■ YOUR INSTRUCTIONS
What lines in the records below hold the string "text"? Please show them.

** INPUT DATA follows **

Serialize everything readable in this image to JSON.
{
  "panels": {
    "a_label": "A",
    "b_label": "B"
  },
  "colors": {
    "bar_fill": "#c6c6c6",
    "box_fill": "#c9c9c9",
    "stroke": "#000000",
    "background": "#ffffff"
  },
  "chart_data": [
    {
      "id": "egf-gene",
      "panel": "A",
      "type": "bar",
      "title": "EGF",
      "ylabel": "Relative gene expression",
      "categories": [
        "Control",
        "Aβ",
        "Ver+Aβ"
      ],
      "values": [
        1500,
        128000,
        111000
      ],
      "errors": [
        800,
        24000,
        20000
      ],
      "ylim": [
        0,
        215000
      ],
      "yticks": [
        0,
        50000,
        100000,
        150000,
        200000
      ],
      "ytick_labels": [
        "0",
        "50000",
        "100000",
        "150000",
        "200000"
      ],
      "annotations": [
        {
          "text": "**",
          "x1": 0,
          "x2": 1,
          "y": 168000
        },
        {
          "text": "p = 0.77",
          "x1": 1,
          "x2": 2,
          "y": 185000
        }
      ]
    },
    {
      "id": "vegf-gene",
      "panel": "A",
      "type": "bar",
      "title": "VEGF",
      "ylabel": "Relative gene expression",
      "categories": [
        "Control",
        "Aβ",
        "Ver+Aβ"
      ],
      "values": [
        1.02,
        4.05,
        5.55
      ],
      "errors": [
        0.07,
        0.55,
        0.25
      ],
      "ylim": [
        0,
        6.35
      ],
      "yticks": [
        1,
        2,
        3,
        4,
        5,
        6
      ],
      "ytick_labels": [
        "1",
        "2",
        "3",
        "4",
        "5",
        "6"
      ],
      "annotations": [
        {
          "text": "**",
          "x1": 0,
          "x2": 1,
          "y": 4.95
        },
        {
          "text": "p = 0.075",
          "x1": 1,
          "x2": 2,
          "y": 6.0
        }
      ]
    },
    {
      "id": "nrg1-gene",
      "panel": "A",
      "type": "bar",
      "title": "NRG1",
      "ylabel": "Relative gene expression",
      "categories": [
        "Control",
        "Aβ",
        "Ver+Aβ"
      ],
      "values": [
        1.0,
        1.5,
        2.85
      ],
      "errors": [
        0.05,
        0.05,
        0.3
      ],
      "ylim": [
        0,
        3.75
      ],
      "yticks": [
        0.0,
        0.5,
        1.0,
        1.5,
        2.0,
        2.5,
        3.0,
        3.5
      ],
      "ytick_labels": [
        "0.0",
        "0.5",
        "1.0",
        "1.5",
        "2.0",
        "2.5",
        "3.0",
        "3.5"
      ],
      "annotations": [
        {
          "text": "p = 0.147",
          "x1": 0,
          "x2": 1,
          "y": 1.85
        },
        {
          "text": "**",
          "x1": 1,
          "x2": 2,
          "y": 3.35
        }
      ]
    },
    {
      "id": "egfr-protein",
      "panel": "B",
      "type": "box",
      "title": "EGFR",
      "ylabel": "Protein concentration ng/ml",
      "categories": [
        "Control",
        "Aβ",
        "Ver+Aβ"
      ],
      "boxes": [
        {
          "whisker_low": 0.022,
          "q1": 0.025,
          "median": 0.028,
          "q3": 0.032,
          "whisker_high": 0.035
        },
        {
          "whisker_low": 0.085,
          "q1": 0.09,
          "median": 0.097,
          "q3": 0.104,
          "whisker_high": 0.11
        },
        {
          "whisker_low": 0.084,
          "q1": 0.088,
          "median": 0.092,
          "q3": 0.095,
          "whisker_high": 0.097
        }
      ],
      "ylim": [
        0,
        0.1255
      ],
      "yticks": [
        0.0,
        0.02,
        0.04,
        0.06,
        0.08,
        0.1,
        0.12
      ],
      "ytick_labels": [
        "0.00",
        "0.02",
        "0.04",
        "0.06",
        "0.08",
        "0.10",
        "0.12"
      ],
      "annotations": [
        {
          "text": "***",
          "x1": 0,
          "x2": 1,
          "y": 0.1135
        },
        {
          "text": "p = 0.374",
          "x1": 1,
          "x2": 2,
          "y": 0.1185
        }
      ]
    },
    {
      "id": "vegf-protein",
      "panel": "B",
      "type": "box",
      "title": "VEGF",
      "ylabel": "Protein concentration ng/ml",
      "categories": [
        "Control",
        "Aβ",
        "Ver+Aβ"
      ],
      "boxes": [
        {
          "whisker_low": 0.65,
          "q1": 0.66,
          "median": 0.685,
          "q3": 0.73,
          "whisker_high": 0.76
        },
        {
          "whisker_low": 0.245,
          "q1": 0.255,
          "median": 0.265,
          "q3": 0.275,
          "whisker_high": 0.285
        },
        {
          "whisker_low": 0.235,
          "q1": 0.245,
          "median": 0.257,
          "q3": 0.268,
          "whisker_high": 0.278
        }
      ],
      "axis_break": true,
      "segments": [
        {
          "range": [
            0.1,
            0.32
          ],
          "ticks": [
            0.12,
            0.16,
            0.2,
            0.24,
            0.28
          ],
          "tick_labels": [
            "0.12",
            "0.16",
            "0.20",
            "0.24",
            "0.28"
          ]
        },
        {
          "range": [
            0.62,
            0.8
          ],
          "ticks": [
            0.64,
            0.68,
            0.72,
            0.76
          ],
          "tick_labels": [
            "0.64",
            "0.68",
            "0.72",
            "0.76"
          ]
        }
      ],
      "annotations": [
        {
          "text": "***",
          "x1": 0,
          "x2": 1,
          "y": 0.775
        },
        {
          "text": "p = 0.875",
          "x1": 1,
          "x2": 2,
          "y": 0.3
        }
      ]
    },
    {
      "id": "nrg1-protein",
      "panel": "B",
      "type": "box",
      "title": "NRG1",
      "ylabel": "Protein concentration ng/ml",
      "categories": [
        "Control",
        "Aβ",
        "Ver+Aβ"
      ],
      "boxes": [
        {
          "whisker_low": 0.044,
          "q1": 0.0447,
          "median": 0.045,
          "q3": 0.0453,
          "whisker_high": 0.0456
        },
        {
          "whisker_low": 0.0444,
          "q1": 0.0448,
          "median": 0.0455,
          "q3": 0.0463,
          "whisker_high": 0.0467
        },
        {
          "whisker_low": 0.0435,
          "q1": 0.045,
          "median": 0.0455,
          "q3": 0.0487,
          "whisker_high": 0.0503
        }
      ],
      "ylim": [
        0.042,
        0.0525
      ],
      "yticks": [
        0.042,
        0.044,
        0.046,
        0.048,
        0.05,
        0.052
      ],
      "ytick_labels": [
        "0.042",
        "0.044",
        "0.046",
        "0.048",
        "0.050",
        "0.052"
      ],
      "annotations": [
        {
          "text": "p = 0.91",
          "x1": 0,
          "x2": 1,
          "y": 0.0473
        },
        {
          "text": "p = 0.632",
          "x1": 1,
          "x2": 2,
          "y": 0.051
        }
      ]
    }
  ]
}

** End of INPUT DATA **

■ SOLUTION TO THIS PROBLEM
          "text": "**",
          "text": "p = 0.77",
          "text": "**",
          "text": "p = 0.075",
          "text": "p = 0.147",
          "text": "**",
          "text": "***",
          "text": "p = 0.374",
          "text": "***",
          "text": "p = 0.875",
          "text": "p = 0.91",
          "text": "p = 0.632",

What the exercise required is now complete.